Items from a dataset
──────────

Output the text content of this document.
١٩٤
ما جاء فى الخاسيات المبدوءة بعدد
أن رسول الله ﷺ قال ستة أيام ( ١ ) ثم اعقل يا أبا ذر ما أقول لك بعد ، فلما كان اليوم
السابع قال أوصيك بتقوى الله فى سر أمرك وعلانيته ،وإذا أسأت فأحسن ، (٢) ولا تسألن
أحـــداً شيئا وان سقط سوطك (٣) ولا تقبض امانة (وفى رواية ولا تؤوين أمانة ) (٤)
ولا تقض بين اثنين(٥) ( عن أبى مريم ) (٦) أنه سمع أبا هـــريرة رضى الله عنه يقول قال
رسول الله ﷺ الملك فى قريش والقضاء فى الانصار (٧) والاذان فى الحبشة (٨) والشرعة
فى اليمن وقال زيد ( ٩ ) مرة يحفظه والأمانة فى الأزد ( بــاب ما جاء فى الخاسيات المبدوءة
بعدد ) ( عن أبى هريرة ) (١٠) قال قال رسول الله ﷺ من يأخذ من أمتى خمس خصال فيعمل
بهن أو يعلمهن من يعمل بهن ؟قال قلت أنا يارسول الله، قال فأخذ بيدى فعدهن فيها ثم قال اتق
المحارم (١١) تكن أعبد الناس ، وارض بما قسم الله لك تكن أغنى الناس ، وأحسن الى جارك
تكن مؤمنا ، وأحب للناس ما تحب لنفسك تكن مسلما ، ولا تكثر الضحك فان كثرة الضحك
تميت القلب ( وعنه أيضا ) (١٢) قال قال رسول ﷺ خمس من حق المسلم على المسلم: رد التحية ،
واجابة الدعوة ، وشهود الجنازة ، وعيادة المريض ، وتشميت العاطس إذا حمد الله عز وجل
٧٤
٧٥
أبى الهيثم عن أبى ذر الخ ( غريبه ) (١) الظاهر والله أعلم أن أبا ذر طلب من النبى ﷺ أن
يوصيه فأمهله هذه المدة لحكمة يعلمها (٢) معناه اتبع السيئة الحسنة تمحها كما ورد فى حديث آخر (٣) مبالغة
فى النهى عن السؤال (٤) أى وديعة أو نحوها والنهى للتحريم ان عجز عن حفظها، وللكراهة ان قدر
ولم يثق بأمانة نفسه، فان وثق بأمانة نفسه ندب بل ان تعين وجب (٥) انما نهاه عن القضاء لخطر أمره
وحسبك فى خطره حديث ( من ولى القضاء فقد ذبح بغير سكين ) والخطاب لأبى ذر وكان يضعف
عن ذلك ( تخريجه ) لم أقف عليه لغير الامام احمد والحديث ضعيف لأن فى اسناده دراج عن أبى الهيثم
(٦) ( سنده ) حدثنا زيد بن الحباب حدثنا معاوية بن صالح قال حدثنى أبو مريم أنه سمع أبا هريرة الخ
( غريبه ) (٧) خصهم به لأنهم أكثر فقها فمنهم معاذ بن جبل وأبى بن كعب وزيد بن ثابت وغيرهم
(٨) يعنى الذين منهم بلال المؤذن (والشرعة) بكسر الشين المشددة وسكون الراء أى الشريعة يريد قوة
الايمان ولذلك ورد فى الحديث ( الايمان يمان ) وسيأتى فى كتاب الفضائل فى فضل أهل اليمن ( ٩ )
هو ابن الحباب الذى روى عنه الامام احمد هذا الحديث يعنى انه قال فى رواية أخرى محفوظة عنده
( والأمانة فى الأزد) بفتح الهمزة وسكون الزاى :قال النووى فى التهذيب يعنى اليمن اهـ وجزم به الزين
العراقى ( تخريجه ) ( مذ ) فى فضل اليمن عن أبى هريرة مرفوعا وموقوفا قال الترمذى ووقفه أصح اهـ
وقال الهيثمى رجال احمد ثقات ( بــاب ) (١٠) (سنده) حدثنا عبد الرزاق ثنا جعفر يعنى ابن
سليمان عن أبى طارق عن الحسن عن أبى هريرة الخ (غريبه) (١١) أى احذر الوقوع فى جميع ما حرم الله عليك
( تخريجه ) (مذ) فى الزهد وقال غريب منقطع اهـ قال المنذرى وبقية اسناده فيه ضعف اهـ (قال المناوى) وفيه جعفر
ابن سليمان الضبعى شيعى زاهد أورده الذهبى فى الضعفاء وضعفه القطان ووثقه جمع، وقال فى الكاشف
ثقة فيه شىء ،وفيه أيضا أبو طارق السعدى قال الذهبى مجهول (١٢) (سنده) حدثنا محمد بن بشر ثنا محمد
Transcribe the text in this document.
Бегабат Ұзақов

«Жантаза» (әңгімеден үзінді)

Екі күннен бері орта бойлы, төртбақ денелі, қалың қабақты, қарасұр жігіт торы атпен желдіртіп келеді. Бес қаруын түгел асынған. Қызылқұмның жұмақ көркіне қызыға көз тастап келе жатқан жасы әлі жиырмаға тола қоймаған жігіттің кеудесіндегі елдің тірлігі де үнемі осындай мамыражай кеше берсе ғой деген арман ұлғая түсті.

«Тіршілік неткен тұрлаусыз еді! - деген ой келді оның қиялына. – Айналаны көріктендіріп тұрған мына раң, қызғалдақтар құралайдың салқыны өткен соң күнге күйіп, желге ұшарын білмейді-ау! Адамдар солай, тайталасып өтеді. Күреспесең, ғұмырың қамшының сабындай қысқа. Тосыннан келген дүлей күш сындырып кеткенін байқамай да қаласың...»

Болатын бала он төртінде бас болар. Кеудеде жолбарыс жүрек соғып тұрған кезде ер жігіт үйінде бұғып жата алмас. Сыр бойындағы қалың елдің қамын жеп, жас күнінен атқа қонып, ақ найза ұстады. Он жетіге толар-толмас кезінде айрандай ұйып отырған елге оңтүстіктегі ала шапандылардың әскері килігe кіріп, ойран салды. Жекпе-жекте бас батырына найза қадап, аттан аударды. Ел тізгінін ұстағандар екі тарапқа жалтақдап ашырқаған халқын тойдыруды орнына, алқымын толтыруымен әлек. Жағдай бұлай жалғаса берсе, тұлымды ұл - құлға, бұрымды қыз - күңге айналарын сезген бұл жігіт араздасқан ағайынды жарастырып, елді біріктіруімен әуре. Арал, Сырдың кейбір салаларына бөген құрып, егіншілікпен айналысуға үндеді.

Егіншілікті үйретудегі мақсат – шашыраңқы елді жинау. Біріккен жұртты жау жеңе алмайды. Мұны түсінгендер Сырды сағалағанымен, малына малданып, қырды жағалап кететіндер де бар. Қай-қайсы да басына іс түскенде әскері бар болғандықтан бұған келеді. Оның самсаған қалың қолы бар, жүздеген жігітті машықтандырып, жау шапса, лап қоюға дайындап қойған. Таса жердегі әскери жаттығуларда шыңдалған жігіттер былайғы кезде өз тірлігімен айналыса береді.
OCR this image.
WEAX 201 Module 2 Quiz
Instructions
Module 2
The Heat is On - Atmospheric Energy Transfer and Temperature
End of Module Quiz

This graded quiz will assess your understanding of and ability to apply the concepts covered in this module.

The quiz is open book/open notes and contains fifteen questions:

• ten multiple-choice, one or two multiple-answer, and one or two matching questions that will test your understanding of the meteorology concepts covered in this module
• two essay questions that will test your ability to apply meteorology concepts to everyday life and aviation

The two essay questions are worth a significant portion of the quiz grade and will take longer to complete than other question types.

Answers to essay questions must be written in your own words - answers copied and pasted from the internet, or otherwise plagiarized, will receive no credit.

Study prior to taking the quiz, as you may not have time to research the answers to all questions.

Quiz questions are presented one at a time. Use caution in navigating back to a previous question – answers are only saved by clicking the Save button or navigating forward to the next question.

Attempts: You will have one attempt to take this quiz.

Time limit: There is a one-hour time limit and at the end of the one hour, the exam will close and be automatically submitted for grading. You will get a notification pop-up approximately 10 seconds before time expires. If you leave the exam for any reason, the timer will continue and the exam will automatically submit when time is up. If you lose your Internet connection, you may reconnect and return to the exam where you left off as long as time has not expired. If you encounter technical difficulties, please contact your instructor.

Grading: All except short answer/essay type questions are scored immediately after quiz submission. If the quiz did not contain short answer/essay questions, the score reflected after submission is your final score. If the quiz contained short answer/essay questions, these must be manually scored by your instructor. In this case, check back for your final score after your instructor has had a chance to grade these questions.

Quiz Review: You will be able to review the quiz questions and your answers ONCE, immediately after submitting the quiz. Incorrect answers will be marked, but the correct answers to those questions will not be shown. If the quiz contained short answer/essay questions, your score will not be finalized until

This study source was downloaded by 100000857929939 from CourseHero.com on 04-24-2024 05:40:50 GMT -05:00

──────────

Find and copy every line in the entries above where the string "يعنى" occurs.

**Answer in full**.
(٨) يعنى الذين منهم بلال المؤذن (والشرعة) بكسر الشين المشددة وسكون الراء أى الشريعة يريد قوة
هو ابن الحباب الذى روى عنه الامام احمد هذا الحديث يعنى انه قال فى رواية أخرى محفوظة عنده
( والأمانة فى الأزد) بفتح الهمزة وسكون الزاى :قال النووى فى التهذيب يعنى اليمن اهـ وجزم به الزين
وقال الهيثمى رجال احمد ثقات ( بــاب ) (١٠) (سنده) حدثنا عبد الرزاق ثنا جعفر يعنى ابن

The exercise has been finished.